▶ _Description of the task_:
Look through the listing below and work out how many of its lines hold the word "Branch". Give only the number.

▶ _Record list_:
....................
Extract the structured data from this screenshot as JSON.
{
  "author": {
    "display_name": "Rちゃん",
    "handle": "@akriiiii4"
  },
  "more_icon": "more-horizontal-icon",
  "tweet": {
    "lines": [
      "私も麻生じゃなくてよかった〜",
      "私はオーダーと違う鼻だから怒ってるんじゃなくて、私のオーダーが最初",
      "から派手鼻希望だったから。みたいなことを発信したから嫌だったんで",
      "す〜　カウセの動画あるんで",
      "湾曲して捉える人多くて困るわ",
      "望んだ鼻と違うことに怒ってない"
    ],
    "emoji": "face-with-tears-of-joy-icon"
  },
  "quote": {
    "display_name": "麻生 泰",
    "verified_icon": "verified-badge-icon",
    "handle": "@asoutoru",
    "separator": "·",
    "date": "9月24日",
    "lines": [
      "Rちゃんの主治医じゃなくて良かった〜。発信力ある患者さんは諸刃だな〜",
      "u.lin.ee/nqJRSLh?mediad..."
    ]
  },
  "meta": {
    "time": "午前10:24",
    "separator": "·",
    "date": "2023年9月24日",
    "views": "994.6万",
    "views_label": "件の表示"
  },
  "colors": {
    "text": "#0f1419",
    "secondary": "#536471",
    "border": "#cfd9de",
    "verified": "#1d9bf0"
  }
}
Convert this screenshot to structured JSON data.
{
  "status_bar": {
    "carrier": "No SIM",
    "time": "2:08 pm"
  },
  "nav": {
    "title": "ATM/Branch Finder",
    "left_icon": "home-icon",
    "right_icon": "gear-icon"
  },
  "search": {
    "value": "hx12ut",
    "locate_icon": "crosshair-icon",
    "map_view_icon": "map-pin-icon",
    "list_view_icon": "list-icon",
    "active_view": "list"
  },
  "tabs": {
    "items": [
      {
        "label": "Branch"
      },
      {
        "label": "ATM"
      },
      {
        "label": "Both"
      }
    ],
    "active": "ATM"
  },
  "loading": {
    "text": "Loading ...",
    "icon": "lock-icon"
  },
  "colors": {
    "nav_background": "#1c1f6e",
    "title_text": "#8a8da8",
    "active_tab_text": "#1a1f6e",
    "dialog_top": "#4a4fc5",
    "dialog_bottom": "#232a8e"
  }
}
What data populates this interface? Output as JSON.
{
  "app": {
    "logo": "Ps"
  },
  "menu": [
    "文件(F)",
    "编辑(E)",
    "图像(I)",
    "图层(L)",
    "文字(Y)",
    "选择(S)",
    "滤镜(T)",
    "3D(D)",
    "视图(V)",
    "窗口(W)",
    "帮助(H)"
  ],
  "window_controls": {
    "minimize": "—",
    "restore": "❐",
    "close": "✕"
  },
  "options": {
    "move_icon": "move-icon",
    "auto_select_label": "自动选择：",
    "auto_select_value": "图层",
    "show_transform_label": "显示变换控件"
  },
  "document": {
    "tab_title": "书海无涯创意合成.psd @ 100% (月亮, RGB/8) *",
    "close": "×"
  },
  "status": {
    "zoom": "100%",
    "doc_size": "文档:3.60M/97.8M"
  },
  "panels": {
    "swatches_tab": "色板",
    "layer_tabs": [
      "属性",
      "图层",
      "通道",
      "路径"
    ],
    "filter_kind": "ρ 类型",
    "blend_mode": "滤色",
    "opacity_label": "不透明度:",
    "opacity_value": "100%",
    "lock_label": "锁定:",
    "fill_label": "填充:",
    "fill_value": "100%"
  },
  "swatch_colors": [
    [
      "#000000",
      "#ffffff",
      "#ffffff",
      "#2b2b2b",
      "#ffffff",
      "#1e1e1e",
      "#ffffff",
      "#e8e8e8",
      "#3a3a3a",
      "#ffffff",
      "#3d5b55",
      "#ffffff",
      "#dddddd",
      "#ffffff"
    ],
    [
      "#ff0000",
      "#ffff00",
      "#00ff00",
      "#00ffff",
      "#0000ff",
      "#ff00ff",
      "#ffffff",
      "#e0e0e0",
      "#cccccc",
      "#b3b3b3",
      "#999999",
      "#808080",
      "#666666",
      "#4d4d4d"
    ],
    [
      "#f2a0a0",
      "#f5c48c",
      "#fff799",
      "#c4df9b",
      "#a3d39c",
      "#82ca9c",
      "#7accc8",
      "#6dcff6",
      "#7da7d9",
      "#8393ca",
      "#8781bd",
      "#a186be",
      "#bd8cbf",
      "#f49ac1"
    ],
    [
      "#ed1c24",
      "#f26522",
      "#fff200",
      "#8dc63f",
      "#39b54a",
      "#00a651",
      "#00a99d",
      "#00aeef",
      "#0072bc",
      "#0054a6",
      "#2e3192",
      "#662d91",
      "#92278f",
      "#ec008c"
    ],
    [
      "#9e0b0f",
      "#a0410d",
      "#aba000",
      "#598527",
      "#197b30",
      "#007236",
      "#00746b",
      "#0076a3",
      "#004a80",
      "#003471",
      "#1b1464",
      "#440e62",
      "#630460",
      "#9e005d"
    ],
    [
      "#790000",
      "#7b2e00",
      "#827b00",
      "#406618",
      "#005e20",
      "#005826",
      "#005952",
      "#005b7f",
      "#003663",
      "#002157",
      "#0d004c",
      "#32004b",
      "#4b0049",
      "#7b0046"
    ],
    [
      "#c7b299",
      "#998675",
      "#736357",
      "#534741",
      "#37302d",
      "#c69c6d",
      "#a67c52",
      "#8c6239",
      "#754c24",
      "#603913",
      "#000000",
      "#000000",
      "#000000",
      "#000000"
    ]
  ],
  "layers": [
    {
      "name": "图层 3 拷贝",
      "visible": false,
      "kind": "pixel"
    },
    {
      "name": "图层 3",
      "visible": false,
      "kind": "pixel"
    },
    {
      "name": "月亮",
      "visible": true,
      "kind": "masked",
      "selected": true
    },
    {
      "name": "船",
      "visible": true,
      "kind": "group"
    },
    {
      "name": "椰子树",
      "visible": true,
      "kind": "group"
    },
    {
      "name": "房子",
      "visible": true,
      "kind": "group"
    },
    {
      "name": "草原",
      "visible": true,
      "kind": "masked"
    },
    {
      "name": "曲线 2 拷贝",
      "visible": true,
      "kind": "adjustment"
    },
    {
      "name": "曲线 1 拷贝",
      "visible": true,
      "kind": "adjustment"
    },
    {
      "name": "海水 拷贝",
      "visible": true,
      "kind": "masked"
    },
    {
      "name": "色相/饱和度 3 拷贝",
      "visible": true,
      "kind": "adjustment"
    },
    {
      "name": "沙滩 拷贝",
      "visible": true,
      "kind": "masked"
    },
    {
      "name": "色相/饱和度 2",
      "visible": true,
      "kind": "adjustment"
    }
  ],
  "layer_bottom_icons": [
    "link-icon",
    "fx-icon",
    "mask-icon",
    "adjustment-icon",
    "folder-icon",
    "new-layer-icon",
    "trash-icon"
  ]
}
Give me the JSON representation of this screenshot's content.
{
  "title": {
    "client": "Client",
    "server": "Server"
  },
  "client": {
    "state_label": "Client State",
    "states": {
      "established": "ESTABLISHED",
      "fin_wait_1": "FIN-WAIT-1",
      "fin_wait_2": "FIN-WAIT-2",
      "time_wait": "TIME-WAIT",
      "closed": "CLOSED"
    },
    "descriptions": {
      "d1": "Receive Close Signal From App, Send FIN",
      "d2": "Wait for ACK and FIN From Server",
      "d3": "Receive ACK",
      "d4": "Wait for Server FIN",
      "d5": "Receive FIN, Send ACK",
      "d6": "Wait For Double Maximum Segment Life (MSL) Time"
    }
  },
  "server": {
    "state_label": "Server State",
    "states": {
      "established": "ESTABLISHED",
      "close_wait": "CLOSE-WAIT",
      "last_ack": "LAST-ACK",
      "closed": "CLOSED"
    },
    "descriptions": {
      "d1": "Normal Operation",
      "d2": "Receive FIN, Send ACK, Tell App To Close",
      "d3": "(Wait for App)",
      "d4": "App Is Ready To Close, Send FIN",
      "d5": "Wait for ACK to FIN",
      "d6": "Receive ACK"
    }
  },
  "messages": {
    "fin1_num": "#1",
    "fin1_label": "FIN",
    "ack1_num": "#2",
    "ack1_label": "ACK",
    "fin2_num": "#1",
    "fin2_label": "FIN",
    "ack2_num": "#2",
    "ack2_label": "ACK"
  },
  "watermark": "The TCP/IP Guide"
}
....................
▶ _Output for this exercise_:
2